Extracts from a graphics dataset
__________

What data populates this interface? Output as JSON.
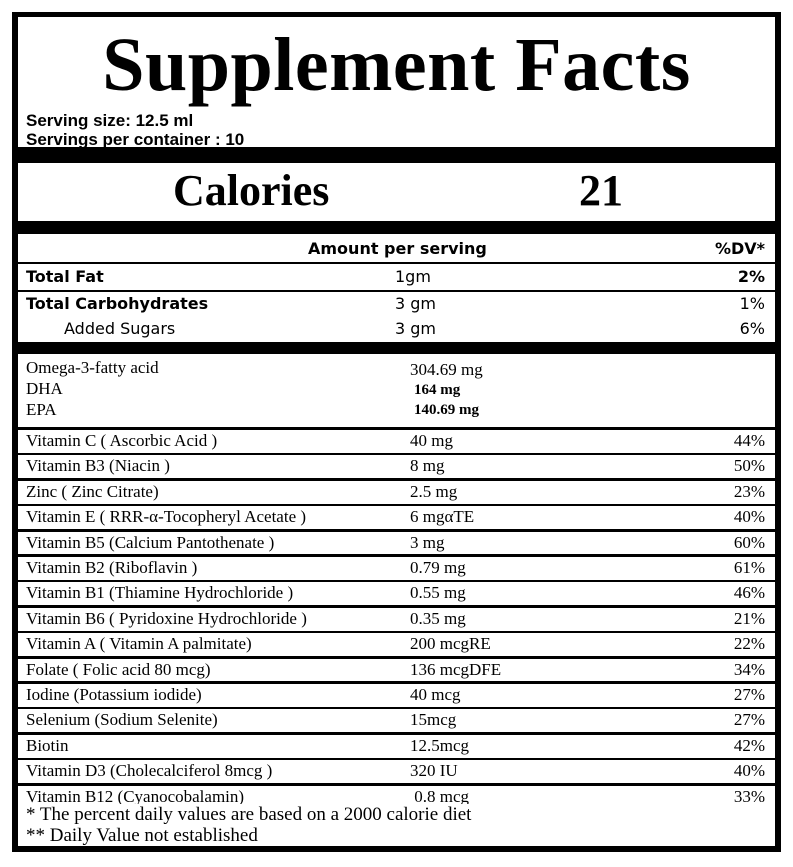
{
  "header": {
    "title": "Supplement Facts",
    "serving_size": "Serving size:   12.5 ml",
    "servings_per_container": "Servings per container : 10"
  },
  "calories": {
    "label": "Calories",
    "value": "21"
  },
  "macros": {
    "header": {
      "amount_label": "Amount per serving",
      "dv_label": "%DV*"
    },
    "rows": [
      {
        "name": "Total Fat",
        "amount": "1gm",
        "dv": "2%"
      },
      {
        "name": "Total Carbohydrates",
        "amount": "3 gm",
        "dv": "1%"
      },
      {
        "name": "Added Sugars",
        "amount": "3 gm",
        "dv": "6%"
      }
    ]
  },
  "omega": {
    "name": "Omega-3-fatty acid",
    "amount": "304.69 mg",
    "sub": [
      {
        "name": "DHA",
        "amount": "164  mg"
      },
      {
        "name": "EPA",
        "amount": "140.69  mg"
      }
    ]
  },
  "nutrients": [
    {
      "name": "Vitamin C ( Ascorbic Acid )",
      "amount": "40 mg",
      "dv": "44%"
    },
    {
      "name": "Vitamin B3   (Niacin )",
      "amount": "8 mg",
      "dv": "50%"
    },
    {
      "name": "Zinc ( Zinc Citrate)",
      "amount": "2.5 mg",
      "dv": "23%"
    },
    {
      "name": "Vitamin E ( RRR-α-Tocopheryl Acetate )",
      "amount": "6 mgαTE",
      "dv": "40%"
    },
    {
      "name": "Vitamin B5  (Calcium Pantothenate )",
      "amount": "3 mg",
      "dv": "60%"
    },
    {
      "name": "Vitamin B2  (Riboflavin )",
      "amount": "0.79 mg",
      "dv": "61%"
    },
    {
      "name": "Vitamin B1  (Thiamine Hydrochloride )",
      "amount": "0.55 mg",
      "dv": "46%"
    },
    {
      "name": "Vitamin B6 ( Pyridoxine Hydrochloride )",
      "amount": "0.35 mg",
      "dv": "21%"
    },
    {
      "name": "Vitamin A ( Vitamin A palmitate)",
      "amount": "200 mcgRE",
      "dv": "22%"
    },
    {
      "name": "Folate ( Folic acid 80 mcg)",
      "amount": "136 mcgDFE",
      "dv": "34%"
    },
    {
      "name": "Iodine  (Potassium iodide)",
      "amount": "40 mcg",
      "dv": "27%"
    },
    {
      "name": "Selenium  (Sodium Selenite)",
      "amount": "15mcg",
      "dv": "27%"
    },
    {
      "name": "Biotin",
      "amount": "12.5mcg",
      "dv": "42%"
    },
    {
      "name": "Vitamin D3  (Cholecalciferol  8mcg )",
      "amount": "320 IU",
      "dv": "40%"
    },
    {
      "name": "Vitamin B12  (Cyanocobalamin)",
      "amount": " 0.8 mcg",
      "dv": "33%"
    }
  ],
  "footnotes": {
    "line1": "*  The percent daily values are based on a 2000 calorie diet",
    "line2": "** Daily Value not established"
  }
}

__________

__Problem statement__
Copy the material exactly. Do not include the pictures.

__Response__
What data populates this interface? Output as JSON.
{
  "header": {
    "title": "Supplement Facts",
    "serving_size": "Serving size:   12.5 ml",
    "servings_per_container": "Servings per container : 10"
  },
  "calories": {
    "label": "Calories",
    "value": "21"
  },
  "macros": {
    "header": {
      "amount_label": "Amount per serving",
      "dv_label": "%DV*"
    },
    "rows": [
      {
        "name": "Total Fat",
        "amount": "1gm",
        "dv": "2%"
      },
      {
        "name": "Total Carbohydrates",
        "amount": "3 gm",
        "dv": "1%"
      },
      {
        "name": "Added Sugars",
        "amount": "3 gm",
        "dv": "6%"
      }
    ]
  },
  "omega": {
    "name": "Omega-3-fatty acid",
    "amount": "304.69 mg",
    "sub": [
      {
        "name": "DHA",
        "amount": "164  mg"
      },
      {
        "name": "EPA",
        "amount": "140.69  mg"
      }
    ]
  },
  "nutrients": [
    {
      "name": "Vitamin C ( Ascorbic Acid )",
      "amount": "40 mg",
      "dv": "44%"
    },
    {
      "name": "Vitamin B3   (Niacin )",
      "amount": "8 mg",
      "dv": "50%"
    },
    {
      "name": "Zinc ( Zinc Citrate)",
      "amount": "2.5 mg",
      "dv": "23%"
    },
    {
      "name": "Vitamin E ( RRR-α-Tocopheryl Acetate )",
      "amount": "6 mgαTE",
      "dv": "40%"
    },
    {
      "name": "Vitamin B5  (Calcium Pantothenate )",
      "amount": "3 mg",
      "dv": "60%"
    },
    {
      "name": "Vitamin B2  (Riboflavin )",
      "amount": "0.79 mg",
      "dv": "61%"
    },
    {
      "name": "Vitamin B1  (Thiamine Hydrochloride )",
      "amount": "0.55 mg",
      "dv": "46%"
    },
    {
      "name": "Vitamin B6 ( Pyridoxine Hydrochloride )",
      "amount": "0.35 mg",
      "dv": "21%"
    },
    {
      "name": "Vitamin A ( Vitamin A palmitate)",
      "amount": "200 mcgRE",
      "dv": "22%"
    },
    {
      "name": "Folate ( Folic acid 80 mcg)",
      "amount": "136 mcgDFE",
      "dv": "34%"
    },
    {
      "name": "Iodine  (Potassium iodide)",
      "amount": "40 mcg",
      "dv": "27%"
    },
    {
      "name": "Selenium  (Sodium Selenite)",
      "amount": "15mcg",
      "dv": "27%"
    },
    {
      "name": "Biotin",
      "amount": "12.5mcg",
      "dv": "42%"
    },
    {
      "name": "Vitamin D3  (Cholecalciferol  8mcg )",
      "amount": "320 IU",
      "dv": "40%"
    },
    {
      "name": "Vitamin B12  (Cyanocobalamin)",
      "amount": " 0.8 mcg",
      "dv": "33%"
    }
  ],
  "footnotes": {
    "line1": "*  The percent daily values are based on a 2000 calorie diet",
    "line2": "** Daily Value not established"
  }
}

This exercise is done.